Data tied to figure images:
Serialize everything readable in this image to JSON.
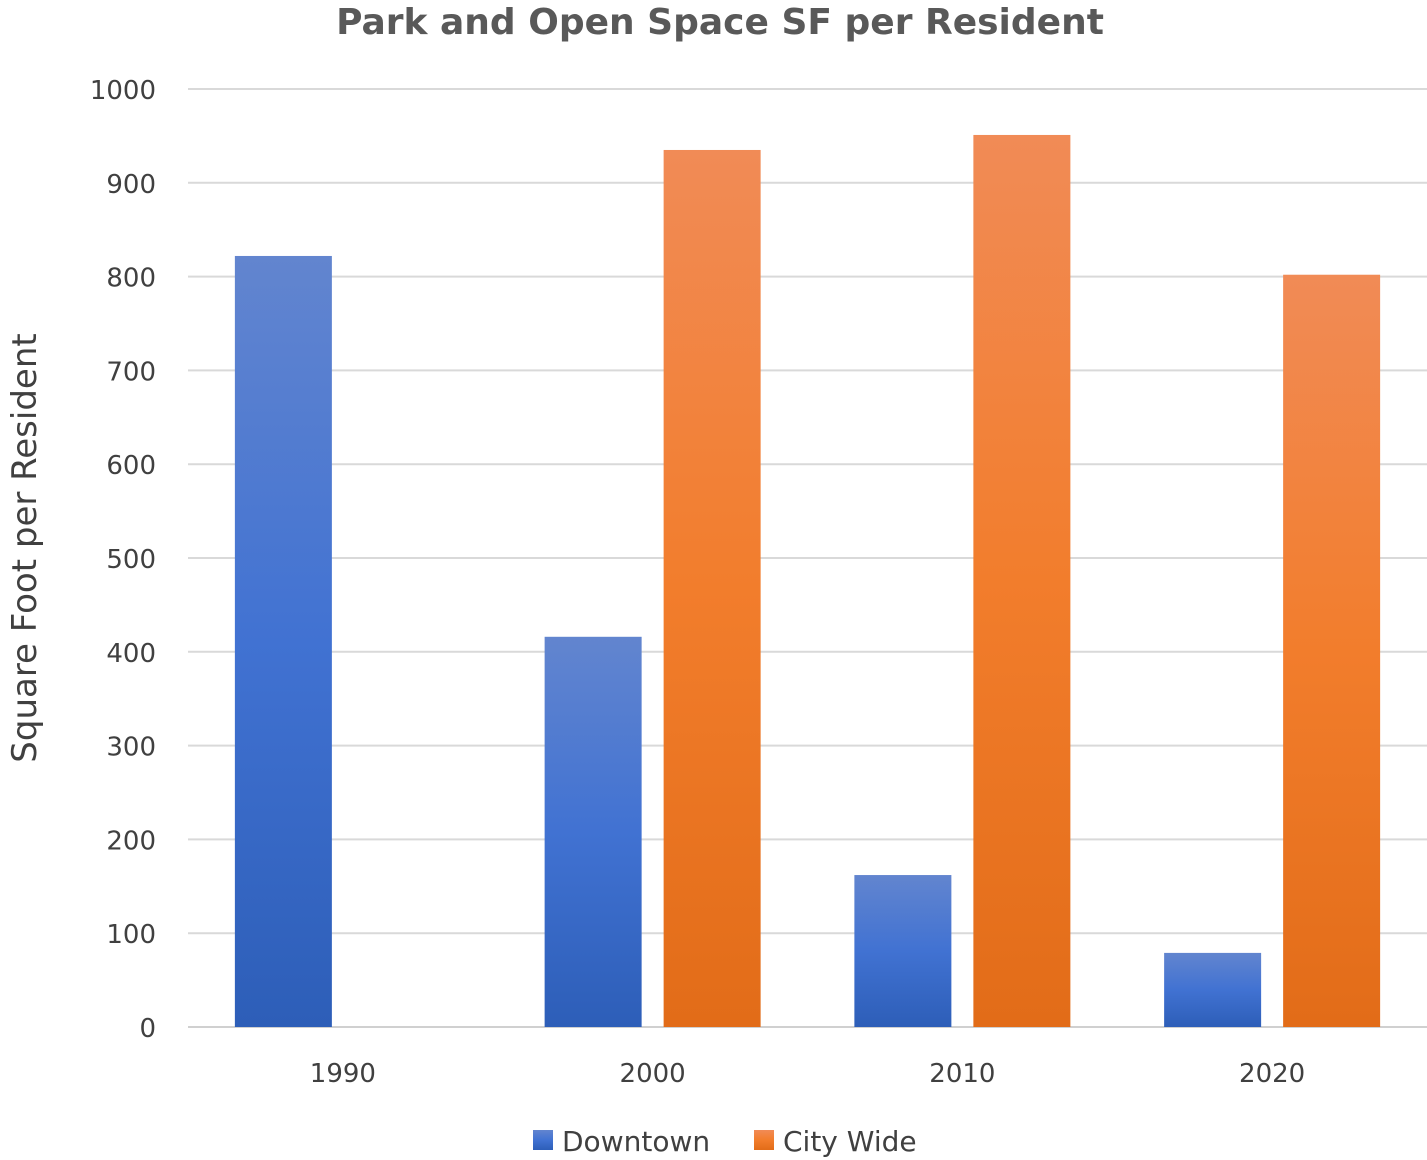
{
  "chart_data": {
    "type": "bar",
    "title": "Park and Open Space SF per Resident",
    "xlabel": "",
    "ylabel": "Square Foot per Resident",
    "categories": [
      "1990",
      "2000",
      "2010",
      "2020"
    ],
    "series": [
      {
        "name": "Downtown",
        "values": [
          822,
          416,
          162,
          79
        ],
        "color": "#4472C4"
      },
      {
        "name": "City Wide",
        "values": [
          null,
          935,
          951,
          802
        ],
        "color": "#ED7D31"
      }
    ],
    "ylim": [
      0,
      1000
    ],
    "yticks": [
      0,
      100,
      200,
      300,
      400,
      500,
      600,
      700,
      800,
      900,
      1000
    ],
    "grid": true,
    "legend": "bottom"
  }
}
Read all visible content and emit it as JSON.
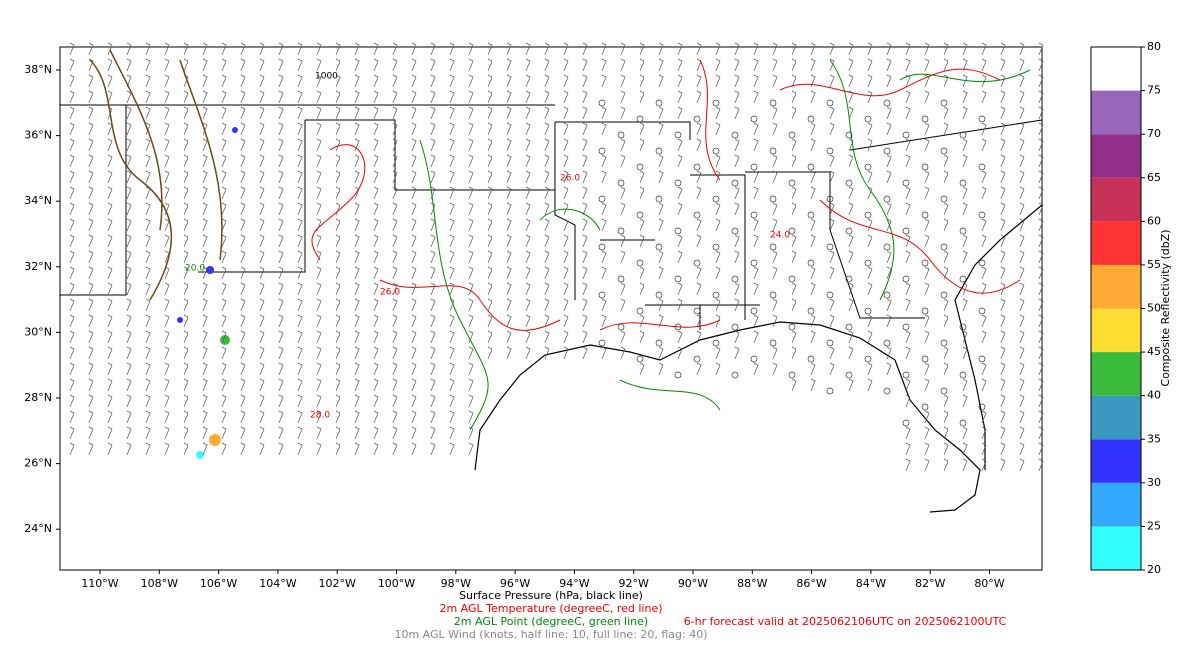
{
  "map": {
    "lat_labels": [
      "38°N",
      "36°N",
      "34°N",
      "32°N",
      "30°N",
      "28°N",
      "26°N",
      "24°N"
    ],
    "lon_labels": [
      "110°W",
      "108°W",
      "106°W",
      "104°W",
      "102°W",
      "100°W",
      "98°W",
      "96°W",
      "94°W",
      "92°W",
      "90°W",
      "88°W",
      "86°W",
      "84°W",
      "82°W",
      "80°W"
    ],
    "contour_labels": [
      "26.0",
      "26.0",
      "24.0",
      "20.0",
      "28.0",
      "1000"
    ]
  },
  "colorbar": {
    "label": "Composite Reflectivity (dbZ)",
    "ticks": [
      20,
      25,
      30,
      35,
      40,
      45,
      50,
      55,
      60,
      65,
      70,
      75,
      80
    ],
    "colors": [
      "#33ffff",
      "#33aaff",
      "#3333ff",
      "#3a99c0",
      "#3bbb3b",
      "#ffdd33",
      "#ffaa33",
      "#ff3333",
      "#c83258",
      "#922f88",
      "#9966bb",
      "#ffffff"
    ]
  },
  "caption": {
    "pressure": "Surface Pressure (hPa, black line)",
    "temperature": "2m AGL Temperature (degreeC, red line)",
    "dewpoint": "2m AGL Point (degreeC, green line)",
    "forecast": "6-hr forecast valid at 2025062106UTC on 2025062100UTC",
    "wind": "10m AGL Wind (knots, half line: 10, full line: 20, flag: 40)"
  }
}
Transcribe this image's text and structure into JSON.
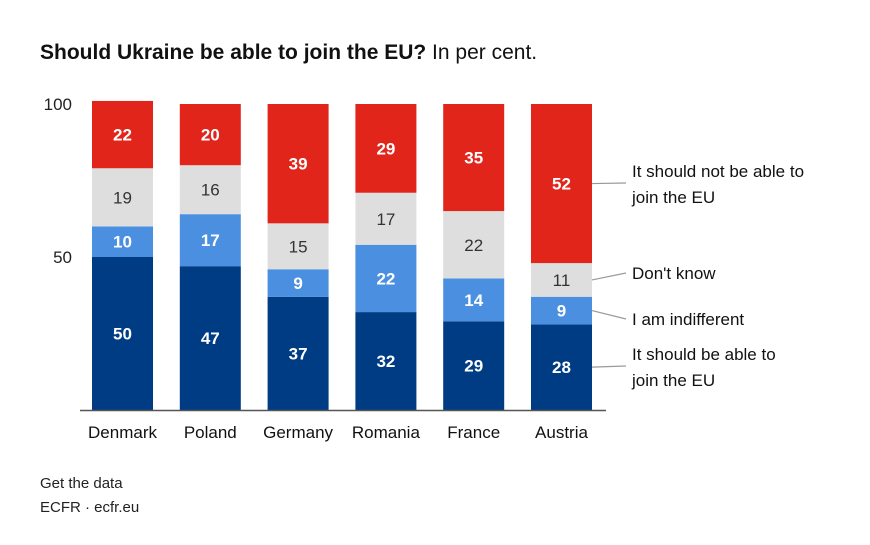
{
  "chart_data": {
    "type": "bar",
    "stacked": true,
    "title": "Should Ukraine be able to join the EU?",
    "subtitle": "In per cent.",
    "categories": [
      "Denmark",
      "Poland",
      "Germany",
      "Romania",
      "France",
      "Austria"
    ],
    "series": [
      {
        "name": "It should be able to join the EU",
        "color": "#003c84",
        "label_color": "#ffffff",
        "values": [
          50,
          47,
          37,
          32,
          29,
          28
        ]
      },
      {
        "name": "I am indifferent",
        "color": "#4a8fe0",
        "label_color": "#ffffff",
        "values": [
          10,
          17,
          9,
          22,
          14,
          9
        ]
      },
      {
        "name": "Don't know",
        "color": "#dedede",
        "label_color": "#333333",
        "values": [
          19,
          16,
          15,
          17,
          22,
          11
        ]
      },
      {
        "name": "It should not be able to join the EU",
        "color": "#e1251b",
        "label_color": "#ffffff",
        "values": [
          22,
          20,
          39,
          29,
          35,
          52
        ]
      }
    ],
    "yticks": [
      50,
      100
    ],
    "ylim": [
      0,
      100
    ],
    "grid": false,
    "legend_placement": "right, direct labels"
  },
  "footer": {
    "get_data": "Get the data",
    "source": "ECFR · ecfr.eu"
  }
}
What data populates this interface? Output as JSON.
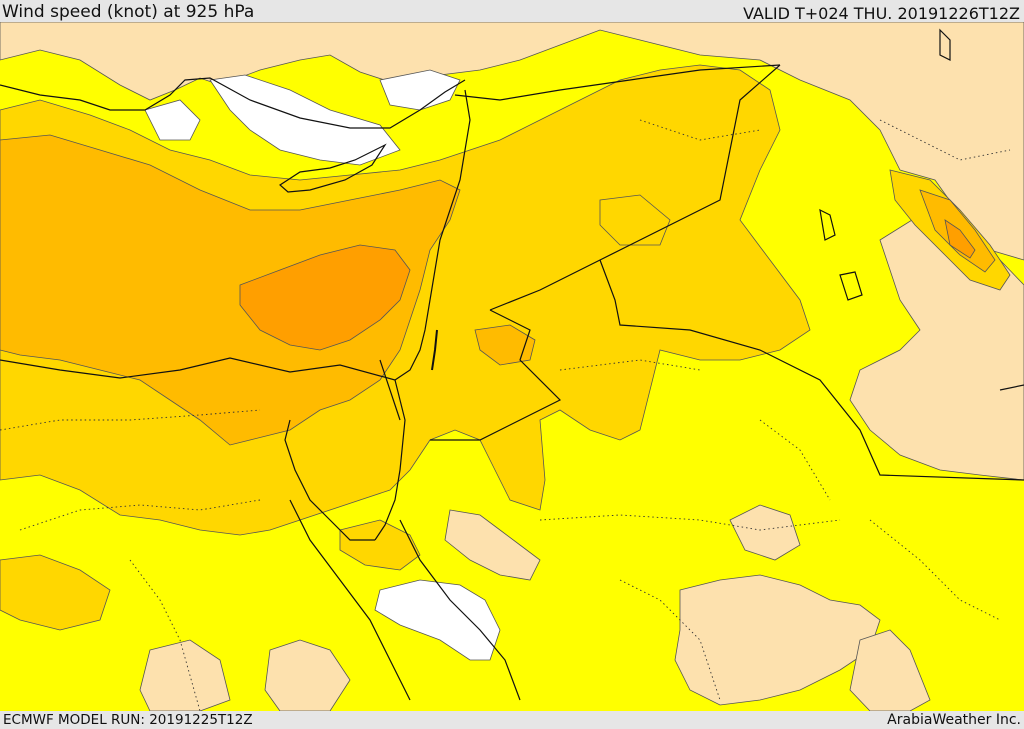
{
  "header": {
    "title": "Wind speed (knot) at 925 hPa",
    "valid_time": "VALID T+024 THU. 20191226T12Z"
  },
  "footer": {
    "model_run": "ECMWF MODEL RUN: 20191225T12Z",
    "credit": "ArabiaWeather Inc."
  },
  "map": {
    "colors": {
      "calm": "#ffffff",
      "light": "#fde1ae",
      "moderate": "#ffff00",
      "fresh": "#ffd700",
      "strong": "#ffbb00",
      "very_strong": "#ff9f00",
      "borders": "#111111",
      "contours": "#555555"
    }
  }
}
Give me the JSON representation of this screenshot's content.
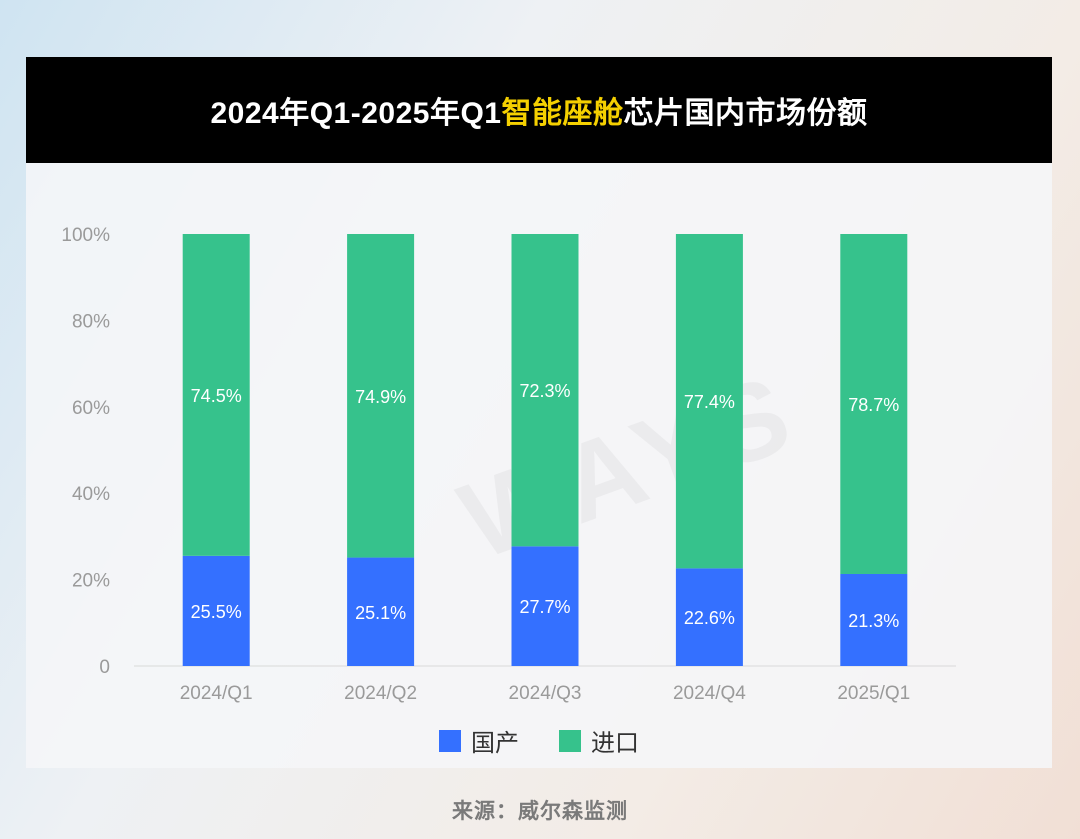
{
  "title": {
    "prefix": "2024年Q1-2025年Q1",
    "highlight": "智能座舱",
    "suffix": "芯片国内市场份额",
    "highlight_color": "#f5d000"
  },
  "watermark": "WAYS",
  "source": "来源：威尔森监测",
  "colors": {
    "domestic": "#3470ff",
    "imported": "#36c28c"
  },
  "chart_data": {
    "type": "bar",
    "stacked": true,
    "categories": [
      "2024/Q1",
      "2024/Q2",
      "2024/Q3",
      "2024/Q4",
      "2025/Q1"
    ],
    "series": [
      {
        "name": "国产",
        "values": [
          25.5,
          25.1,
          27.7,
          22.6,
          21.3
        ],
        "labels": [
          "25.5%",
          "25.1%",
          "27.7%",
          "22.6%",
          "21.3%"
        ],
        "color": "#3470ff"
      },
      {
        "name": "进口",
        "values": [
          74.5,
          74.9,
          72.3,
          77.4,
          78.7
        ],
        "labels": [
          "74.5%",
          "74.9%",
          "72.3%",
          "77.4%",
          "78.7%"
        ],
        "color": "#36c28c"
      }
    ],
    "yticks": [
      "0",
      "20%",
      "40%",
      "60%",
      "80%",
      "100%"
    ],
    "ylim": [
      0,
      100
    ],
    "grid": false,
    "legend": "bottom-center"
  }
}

**To do**
Omit any images, then output the listing exactly.

**Answer to the task**
Serialize everything readable in this image to JSON.
{
  "chart_data": {
    "type": "bar",
    "title": "Park and Open Space SF per Resident",
    "xlabel": "",
    "ylabel": "Square Foot per Resident",
    "categories": [
      "1990",
      "2000",
      "2010",
      "2020"
    ],
    "series": [
      {
        "name": "Downtown",
        "values": [
          822,
          416,
          162,
          79
        ],
        "color": "#4472C4"
      },
      {
        "name": "City Wide",
        "values": [
          null,
          935,
          951,
          802
        ],
        "color": "#ED7D31"
      }
    ],
    "ylim": [
      0,
      1000
    ],
    "yticks": [
      0,
      100,
      200,
      300,
      400,
      500,
      600,
      700,
      800,
      900,
      1000
    ],
    "grid": true,
    "legend": "bottom"
  }
}
Read all visible content and emit it as JSON.
{
  "map": {
    "lat_labels": [
      "38°N",
      "36°N",
      "34°N",
      "32°N",
      "30°N",
      "28°N",
      "26°N",
      "24°N"
    ],
    "lon_labels": [
      "110°W",
      "108°W",
      "106°W",
      "104°W",
      "102°W",
      "100°W",
      "98°W",
      "96°W",
      "94°W",
      "92°W",
      "90°W",
      "88°W",
      "86°W",
      "84°W",
      "82°W",
      "80°W"
    ],
    "contour_labels": [
      "26.0",
      "26.0",
      "24.0",
      "20.0",
      "28.0",
      "1000"
    ]
  },
  "colorbar": {
    "label": "Composite Reflectivity (dbZ)",
    "ticks": [
      20,
      25,
      30,
      35,
      40,
      45,
      50,
      55,
      60,
      65,
      70,
      75,
      80
    ],
    "colors": [
      "#33ffff",
      "#33aaff",
      "#3333ff",
      "#3a99c0",
      "#3bbb3b",
      "#ffdd33",
      "#ffaa33",
      "#ff3333",
      "#c83258",
      "#922f88",
      "#9966bb",
      "#ffffff"
    ]
  },
  "caption": {
    "pressure": "Surface Pressure (hPa, black line)",
    "temperature": "2m AGL Temperature (degreeC, red line)",
    "dewpoint": "2m AGL Point (degreeC, green line)",
    "forecast": "6-hr forecast valid at 2025062106UTC on 2025062100UTC",
    "wind": "10m AGL Wind (knots, half line: 10, full line: 20, flag: 40)"
  }
}
Transcribe this image's text and structure into JSON.
{
  "chart_data": {
    "type": "bar",
    "stacked": true,
    "title": "Should Ukraine be able to join the EU?",
    "subtitle": "In per cent.",
    "categories": [
      "Denmark",
      "Poland",
      "Germany",
      "Romania",
      "France",
      "Austria"
    ],
    "series": [
      {
        "name": "It should be able to join the EU",
        "color": "#003c84",
        "label_color": "#ffffff",
        "values": [
          50,
          47,
          37,
          32,
          29,
          28
        ]
      },
      {
        "name": "I am indifferent",
        "color": "#4a8fe0",
        "label_color": "#ffffff",
        "values": [
          10,
          17,
          9,
          22,
          14,
          9
        ]
      },
      {
        "name": "Don't know",
        "color": "#dedede",
        "label_color": "#333333",
        "values": [
          19,
          16,
          15,
          17,
          22,
          11
        ]
      },
      {
        "name": "It should not be able to join the EU",
        "color": "#e1251b",
        "label_color": "#ffffff",
        "values": [
          22,
          20,
          39,
          29,
          35,
          52
        ]
      }
    ],
    "yticks": [
      50,
      100
    ],
    "ylim": [
      0,
      100
    ],
    "grid": false,
    "legend_placement": "right, direct labels"
  },
  "footer": {
    "get_data": "Get the data",
    "source": "ECFR · ecfr.eu"
  }
}
What data populates this interface? Output as JSON.
{
  "header": {
    "title": "Wind speed (knot) at 925 hPa",
    "valid_time": "VALID T+024 THU. 20191226T12Z"
  },
  "footer": {
    "model_run": "ECMWF MODEL RUN: 20191225T12Z",
    "credit": "ArabiaWeather Inc."
  },
  "map": {
    "colors": {
      "calm": "#ffffff",
      "light": "#fde1ae",
      "moderate": "#ffff00",
      "fresh": "#ffd700",
      "strong": "#ffbb00",
      "very_strong": "#ff9f00",
      "borders": "#111111",
      "contours": "#555555"
    }
  }
}
Give me the JSON representation of this screenshot's content.
{
  "title": {
    "prefix": "2024年Q1-2025年Q1",
    "highlight": "智能座舱",
    "suffix": "芯片国内市场份额",
    "highlight_color": "#f5d000"
  },
  "watermark": "WAYS",
  "source": "来源：威尔森监测",
  "colors": {
    "domestic": "#3470ff",
    "imported": "#36c28c"
  },
  "chart_data": {
    "type": "bar",
    "stacked": true,
    "categories": [
      "2024/Q1",
      "2024/Q2",
      "2024/Q3",
      "2024/Q4",
      "2025/Q1"
    ],
    "series": [
      {
        "name": "国产",
        "values": [
          25.5,
          25.1,
          27.7,
          22.6,
          21.3
        ],
        "labels": [
          "25.5%",
          "25.1%",
          "27.7%",
          "22.6%",
          "21.3%"
        ],
        "color": "#3470ff"
      },
      {
        "name": "进口",
        "values": [
          74.5,
          74.9,
          72.3,
          77.4,
          78.7
        ],
        "labels": [
          "74.5%",
          "74.9%",
          "72.3%",
          "77.4%",
          "78.7%"
        ],
        "color": "#36c28c"
      }
    ],
    "yticks": [
      "0",
      "20%",
      "40%",
      "60%",
      "80%",
      "100%"
    ],
    "ylim": [
      0,
      100
    ],
    "grid": false,
    "legend": "bottom-center"
  }
}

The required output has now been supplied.